--- start ---
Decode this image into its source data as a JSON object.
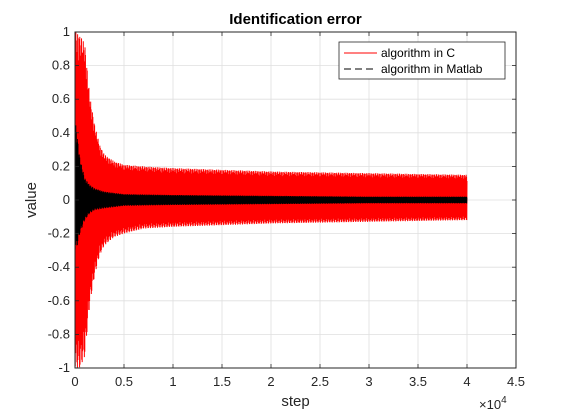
{
  "chart_data": {
    "type": "line",
    "title": "Identification error",
    "xlabel": "step",
    "ylabel": "value",
    "x_exponent_label": "×10",
    "x_exponent_power": "4",
    "xlim": [
      0,
      45000
    ],
    "ylim": [
      -1,
      1
    ],
    "x_ticks": [
      0,
      5000,
      10000,
      15000,
      20000,
      25000,
      30000,
      35000,
      40000,
      45000
    ],
    "x_tick_labels": [
      "0",
      "0.5",
      "1",
      "1.5",
      "2",
      "2.5",
      "3",
      "3.5",
      "4",
      "4.5"
    ],
    "y_ticks": [
      -1,
      -0.8,
      -0.6,
      -0.4,
      -0.2,
      0,
      0.2,
      0.4,
      0.6,
      0.8,
      1
    ],
    "y_tick_labels": [
      "-1",
      "-0.8",
      "-0.6",
      "-0.4",
      "-0.2",
      "0",
      "0.2",
      "0.4",
      "0.6",
      "0.8",
      "1"
    ],
    "grid": true,
    "legend_position": "top-right",
    "series": [
      {
        "name": "algorithm in C",
        "color": "#ff0000",
        "style": "solid",
        "envelope": {
          "x": [
            0,
            200,
            500,
            1000,
            1500,
            2000,
            2500,
            3000,
            4000,
            5000,
            7000,
            10000,
            15000,
            20000,
            30000,
            40000
          ],
          "upper": [
            1.0,
            1.0,
            0.98,
            0.93,
            0.62,
            0.45,
            0.33,
            0.27,
            0.23,
            0.21,
            0.2,
            0.19,
            0.18,
            0.17,
            0.16,
            0.15
          ],
          "lower": [
            -1.0,
            -1.0,
            -1.0,
            -0.93,
            -0.62,
            -0.45,
            -0.33,
            -0.27,
            -0.22,
            -0.2,
            -0.17,
            -0.16,
            -0.15,
            -0.14,
            -0.13,
            -0.12
          ]
        }
      },
      {
        "name": "algorithm in Matlab",
        "color": "#000000",
        "style": "dashed",
        "envelope": {
          "x": [
            0,
            200,
            500,
            1000,
            1500,
            2000,
            3000,
            5000,
            10000,
            20000,
            30000,
            40000
          ],
          "upper": [
            0.48,
            0.4,
            0.25,
            0.13,
            0.09,
            0.07,
            0.05,
            0.035,
            0.03,
            0.025,
            0.02,
            0.02
          ],
          "lower": [
            -0.3,
            -0.28,
            -0.2,
            -0.12,
            -0.08,
            -0.06,
            -0.05,
            -0.035,
            -0.03,
            -0.025,
            -0.02,
            -0.02
          ]
        }
      }
    ]
  }
}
--- end ---
→ Work instructions: Write the lines above out again exactly, without any of their pictures.

→ Full solution:
Decode this image into its source data as a JSON object.
{
  "chart_data": {
    "type": "line",
    "title": "Identification error",
    "xlabel": "step",
    "ylabel": "value",
    "x_exponent_label": "×10",
    "x_exponent_power": "4",
    "xlim": [
      0,
      45000
    ],
    "ylim": [
      -1,
      1
    ],
    "x_ticks": [
      0,
      5000,
      10000,
      15000,
      20000,
      25000,
      30000,
      35000,
      40000,
      45000
    ],
    "x_tick_labels": [
      "0",
      "0.5",
      "1",
      "1.5",
      "2",
      "2.5",
      "3",
      "3.5",
      "4",
      "4.5"
    ],
    "y_ticks": [
      -1,
      -0.8,
      -0.6,
      -0.4,
      -0.2,
      0,
      0.2,
      0.4,
      0.6,
      0.8,
      1
    ],
    "y_tick_labels": [
      "-1",
      "-0.8",
      "-0.6",
      "-0.4",
      "-0.2",
      "0",
      "0.2",
      "0.4",
      "0.6",
      "0.8",
      "1"
    ],
    "grid": true,
    "legend_position": "top-right",
    "series": [
      {
        "name": "algorithm in C",
        "color": "#ff0000",
        "style": "solid",
        "envelope": {
          "x": [
            0,
            200,
            500,
            1000,
            1500,
            2000,
            2500,
            3000,
            4000,
            5000,
            7000,
            10000,
            15000,
            20000,
            30000,
            40000
          ],
          "upper": [
            1.0,
            1.0,
            0.98,
            0.93,
            0.62,
            0.45,
            0.33,
            0.27,
            0.23,
            0.21,
            0.2,
            0.19,
            0.18,
            0.17,
            0.16,
            0.15
          ],
          "lower": [
            -1.0,
            -1.0,
            -1.0,
            -0.93,
            -0.62,
            -0.45,
            -0.33,
            -0.27,
            -0.22,
            -0.2,
            -0.17,
            -0.16,
            -0.15,
            -0.14,
            -0.13,
            -0.12
          ]
        }
      },
      {
        "name": "algorithm in Matlab",
        "color": "#000000",
        "style": "dashed",
        "envelope": {
          "x": [
            0,
            200,
            500,
            1000,
            1500,
            2000,
            3000,
            5000,
            10000,
            20000,
            30000,
            40000
          ],
          "upper": [
            0.48,
            0.4,
            0.25,
            0.13,
            0.09,
            0.07,
            0.05,
            0.035,
            0.03,
            0.025,
            0.02,
            0.02
          ],
          "lower": [
            -0.3,
            -0.28,
            -0.2,
            -0.12,
            -0.08,
            -0.06,
            -0.05,
            -0.035,
            -0.03,
            -0.025,
            -0.02,
            -0.02
          ]
        }
      }
    ]
  }
}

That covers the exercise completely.